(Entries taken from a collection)
--------
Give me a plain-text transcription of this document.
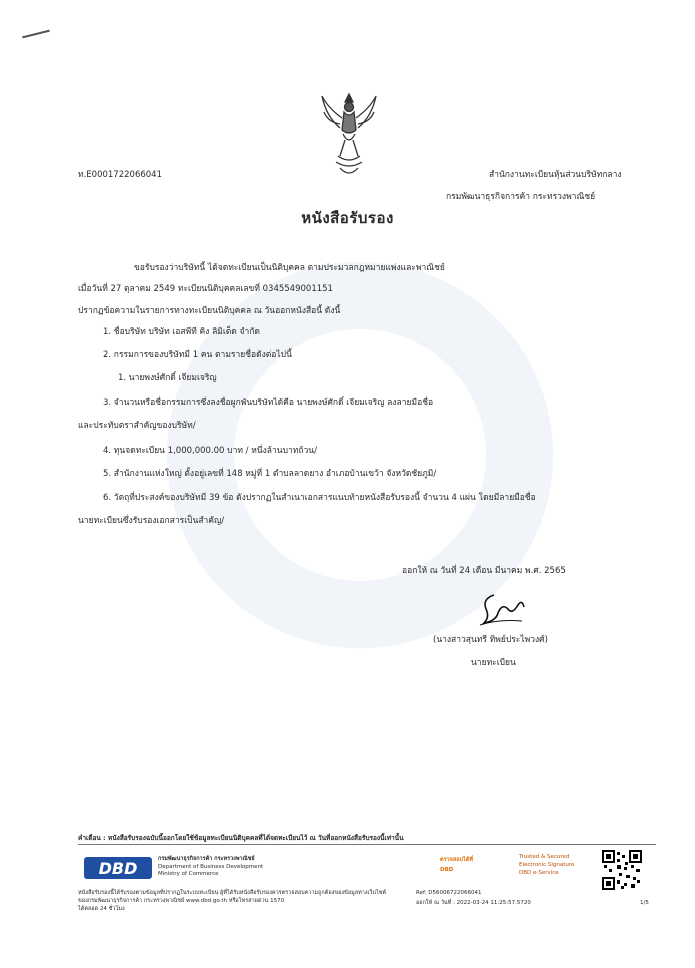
ท.E0001722066041	สำนักงานทะเบียนหุ้นส่วนบริษัทกลาง
กรมพัฒนาธุรกิจการค้า กระทรวงพาณิชย์
หนังสือรับรอง
ขอรับรองว่าบริษัทนี้ ได้จดทะเบียนเป็นนิติบุคคล ตามประมวลกฎหมายแพ่งและพาณิชย์
เมื่อวันที่ 27 ตุลาคม 2549 ทะเบียนนิติบุคคลเลขที่ 0345549001151
ปรากฏข้อความในรายการทางทะเบียนนิติบุคคล ณ วันออกหนังสือนี้ ดังนี้
1. ชื่อบริษัท บริษัท เอสพีที คิง ลิมิเต็ด จำกัด
2. กรรมการของบริษัทมี 1 คน ตามรายชื่อดังต่อไปนี้
1. นายพงษ์ศักดิ์ เจียมเจริญ
3. จำนวนหรือชื่อกรรมการซึ่งลงชื่อผูกพันบริษัทได้คือ นายพงษ์ศักดิ์ เจียมเจริญ ลงลายมือชื่อ
และประทับตราสำคัญของบริษัท/
4. ทุนจดทะเบียน 1,000,000.00 บาท / หนึ่งล้านบาทถ้วน/
5. สำนักงานแห่งใหญ่ ตั้งอยู่เลขที่ 148 หมู่ที่ 1 ตำบลลาดยาง อำเภอบ้านเขว้า จังหวัดชัยภูมิ/
6. วัตถุที่ประสงค์ของบริษัทมี 39 ข้อ ดังปรากฏในสำเนาเอกสารแนบท้ายหนังสือรับรองนี้ จำนวน 4 แผ่น โดยมีลายมือชื่อ
นายทะเบียนซึ่งรับรองเอกสารเป็นสำคัญ/
ออกให้ ณ วันที่ 24 เดือน มีนาคม พ.ศ. 2565
(นางสาวสุนทรี ทิพย์ประไพวงศ์)
นายทะเบียน
คำเตือน : หนังสือรับรองฉบับนี้ออกโดยใช้ข้อมูลทะเบียนนิติบุคคลที่ได้จดทะเบียนไว้ ณ วันที่ออกหนังสือรับรองนี้เท่านั้น
DBD	กรมพัฒนาธุรกิจการค้า กระทรวงพาณิชย์
Department of Business Development
Ministry of Commerce
หนังสือรับรองนี้ได้รับรองตามข้อมูลที่ปรากฏในระบบทะเบียน ผู้ที่ได้รับหนังสือรับรองควรตรวจสอบความถูกต้องของข้อมูลทางเว็บไซต์
ของกรมพัฒนาธุรกิจการค้า กระทรวงพาณิชย์ www.dbd.go.th หรือโทรสายด่วน 1570
ได้ตลอด 24 ชั่วโมง
ตรวจสอบได้ที่
DBD
Trusted & Secured
Electronic Signature
DBD e-Service
Ref: D56006722066041
ออกให้ ณ วันที่ : 2022-03-24 11:25:57.5720	1/5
--------
An exact transcription of all the entries is required, without the pictures.

*Exercise result*
Give me a plain-text transcription of this document.
ท.E0001722066041	สำนักงานทะเบียนหุ้นส่วนบริษัทกลาง
กรมพัฒนาธุรกิจการค้า กระทรวงพาณิชย์
หนังสือรับรอง
ขอรับรองว่าบริษัทนี้ ได้จดทะเบียนเป็นนิติบุคคล ตามประมวลกฎหมายแพ่งและพาณิชย์
เมื่อวันที่ 27 ตุลาคม 2549 ทะเบียนนิติบุคคลเลขที่ 0345549001151
ปรากฏข้อความในรายการทางทะเบียนนิติบุคคล ณ วันออกหนังสือนี้ ดังนี้
1. ชื่อบริษัท บริษัท เอสพีที คิง ลิมิเต็ด จำกัด
2. กรรมการของบริษัทมี 1 คน ตามรายชื่อดังต่อไปนี้
1. นายพงษ์ศักดิ์ เจียมเจริญ
3. จำนวนหรือชื่อกรรมการซึ่งลงชื่อผูกพันบริษัทได้คือ นายพงษ์ศักดิ์ เจียมเจริญ ลงลายมือชื่อ
และประทับตราสำคัญของบริษัท/
4. ทุนจดทะเบียน 1,000,000.00 บาท / หนึ่งล้านบาทถ้วน/
5. สำนักงานแห่งใหญ่ ตั้งอยู่เลขที่ 148 หมู่ที่ 1 ตำบลลาดยาง อำเภอบ้านเขว้า จังหวัดชัยภูมิ/
6. วัตถุที่ประสงค์ของบริษัทมี 39 ข้อ ดังปรากฏในสำเนาเอกสารแนบท้ายหนังสือรับรองนี้ จำนวน 4 แผ่น โดยมีลายมือชื่อ
นายทะเบียนซึ่งรับรองเอกสารเป็นสำคัญ/
ออกให้ ณ วันที่ 24 เดือน มีนาคม พ.ศ. 2565
(นางสาวสุนทรี ทิพย์ประไพวงศ์)
นายทะเบียน
คำเตือน : หนังสือรับรองฉบับนี้ออกโดยใช้ข้อมูลทะเบียนนิติบุคคลที่ได้จดทะเบียนไว้ ณ วันที่ออกหนังสือรับรองนี้เท่านั้น
DBD	กรมพัฒนาธุรกิจการค้า กระทรวงพาณิชย์
Department of Business Development
Ministry of Commerce
หนังสือรับรองนี้ได้รับรองตามข้อมูลที่ปรากฏในระบบทะเบียน ผู้ที่ได้รับหนังสือรับรองควรตรวจสอบความถูกต้องของข้อมูลทางเว็บไซต์
ของกรมพัฒนาธุรกิจการค้า กระทรวงพาณิชย์ www.dbd.go.th หรือโทรสายด่วน 1570
ได้ตลอด 24 ชั่วโมง
ตรวจสอบได้ที่
DBD
Trusted & Secured
Electronic Signature
DBD e-Service
Ref: D56006722066041
ออกให้ ณ วันที่ : 2022-03-24 11:25:57.5720	1/5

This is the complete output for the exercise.